What the exercise asks: Starting at the line that contains "What text is on this page?", restate each line word for word through the final line of the data, keeping both ends.

Material provided:

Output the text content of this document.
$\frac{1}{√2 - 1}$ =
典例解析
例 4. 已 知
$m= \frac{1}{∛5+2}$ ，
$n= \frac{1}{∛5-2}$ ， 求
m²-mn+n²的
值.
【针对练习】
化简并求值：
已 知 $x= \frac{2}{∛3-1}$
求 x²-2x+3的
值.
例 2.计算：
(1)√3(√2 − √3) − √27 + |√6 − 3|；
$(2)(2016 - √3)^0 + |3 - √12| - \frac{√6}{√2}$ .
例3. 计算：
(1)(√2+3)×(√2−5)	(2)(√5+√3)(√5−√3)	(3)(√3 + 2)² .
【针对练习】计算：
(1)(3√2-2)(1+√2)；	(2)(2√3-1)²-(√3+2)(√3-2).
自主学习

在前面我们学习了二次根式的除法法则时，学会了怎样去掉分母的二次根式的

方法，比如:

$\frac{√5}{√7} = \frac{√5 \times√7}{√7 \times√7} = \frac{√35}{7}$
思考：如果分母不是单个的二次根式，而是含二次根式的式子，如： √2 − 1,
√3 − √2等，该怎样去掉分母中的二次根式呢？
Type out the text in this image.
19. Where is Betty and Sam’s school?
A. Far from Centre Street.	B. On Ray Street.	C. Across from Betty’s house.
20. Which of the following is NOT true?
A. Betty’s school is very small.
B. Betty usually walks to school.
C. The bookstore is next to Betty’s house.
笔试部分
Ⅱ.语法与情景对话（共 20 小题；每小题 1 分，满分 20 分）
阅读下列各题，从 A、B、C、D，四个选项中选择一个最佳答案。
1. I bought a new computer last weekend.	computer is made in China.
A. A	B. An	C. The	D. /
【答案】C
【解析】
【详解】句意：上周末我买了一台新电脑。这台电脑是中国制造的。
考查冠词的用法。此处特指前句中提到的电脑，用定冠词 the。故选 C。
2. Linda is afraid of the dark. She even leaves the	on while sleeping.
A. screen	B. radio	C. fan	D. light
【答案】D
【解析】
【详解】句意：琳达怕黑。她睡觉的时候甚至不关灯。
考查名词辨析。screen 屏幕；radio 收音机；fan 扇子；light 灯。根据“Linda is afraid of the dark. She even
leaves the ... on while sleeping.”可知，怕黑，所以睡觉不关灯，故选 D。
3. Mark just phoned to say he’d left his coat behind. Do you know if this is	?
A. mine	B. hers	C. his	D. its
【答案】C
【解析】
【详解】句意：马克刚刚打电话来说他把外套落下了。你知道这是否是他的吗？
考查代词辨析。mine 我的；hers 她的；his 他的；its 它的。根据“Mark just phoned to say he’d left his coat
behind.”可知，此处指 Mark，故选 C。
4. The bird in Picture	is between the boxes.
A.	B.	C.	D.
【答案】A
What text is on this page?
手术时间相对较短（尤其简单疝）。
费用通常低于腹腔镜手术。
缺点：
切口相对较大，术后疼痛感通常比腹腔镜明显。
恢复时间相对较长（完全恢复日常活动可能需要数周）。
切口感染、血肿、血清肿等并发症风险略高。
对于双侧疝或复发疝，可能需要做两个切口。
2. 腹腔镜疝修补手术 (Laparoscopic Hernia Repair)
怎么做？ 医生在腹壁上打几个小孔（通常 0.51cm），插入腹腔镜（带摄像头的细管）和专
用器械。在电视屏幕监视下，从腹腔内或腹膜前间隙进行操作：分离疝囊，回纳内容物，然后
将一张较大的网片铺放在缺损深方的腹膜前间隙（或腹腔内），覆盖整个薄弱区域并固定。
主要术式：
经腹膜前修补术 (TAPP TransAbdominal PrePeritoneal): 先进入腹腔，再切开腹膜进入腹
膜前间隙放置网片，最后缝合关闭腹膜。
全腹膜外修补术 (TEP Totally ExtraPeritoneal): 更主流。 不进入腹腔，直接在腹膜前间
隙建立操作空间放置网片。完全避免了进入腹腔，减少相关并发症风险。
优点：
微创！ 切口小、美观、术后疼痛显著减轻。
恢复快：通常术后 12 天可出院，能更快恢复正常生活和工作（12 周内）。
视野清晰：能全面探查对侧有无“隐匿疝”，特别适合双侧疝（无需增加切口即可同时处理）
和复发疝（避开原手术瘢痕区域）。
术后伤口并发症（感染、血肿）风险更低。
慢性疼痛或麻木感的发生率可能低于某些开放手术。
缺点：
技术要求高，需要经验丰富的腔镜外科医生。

Answer to the problem:
What text is on this page?
手术时间相对较短（尤其简单疝）。
费用通常低于腹腔镜手术。
缺点：
切口相对较大，术后疼痛感通常比腹腔镜明显。
恢复时间相对较长（完全恢复日常活动可能需要数周）。
切口感染、血肿、血清肿等并发症风险略高。
对于双侧疝或复发疝，可能需要做两个切口。
2. 腹腔镜疝修补手术 (Laparoscopic Hernia Repair)
怎么做？ 医生在腹壁上打几个小孔（通常 0.51cm），插入腹腔镜（带摄像头的细管）和专
用器械。在电视屏幕监视下，从腹腔内或腹膜前间隙进行操作：分离疝囊，回纳内容物，然后
将一张较大的网片铺放在缺损深方的腹膜前间隙（或腹腔内），覆盖整个薄弱区域并固定。
主要术式：
经腹膜前修补术 (TAPP TransAbdominal PrePeritoneal): 先进入腹腔，再切开腹膜进入腹
膜前间隙放置网片，最后缝合关闭腹膜。
全腹膜外修补术 (TEP Totally ExtraPeritoneal): 更主流。 不进入腹腔，直接在腹膜前间
隙建立操作空间放置网片。完全避免了进入腹腔，减少相关并发症风险。
优点：
微创！ 切口小、美观、术后疼痛显著减轻。
恢复快：通常术后 12 天可出院，能更快恢复正常生活和工作（12 周内）。
视野清晰：能全面探查对侧有无“隐匿疝”，特别适合双侧疝（无需增加切口即可同时处理）
和复发疝（避开原手术瘢痕区域）。
术后伤口并发症（感染、血肿）风险更低。
慢性疼痛或麻木感的发生率可能低于某些开放手术。
缺点：
技术要求高，需要经验丰富的腔镜外科医生。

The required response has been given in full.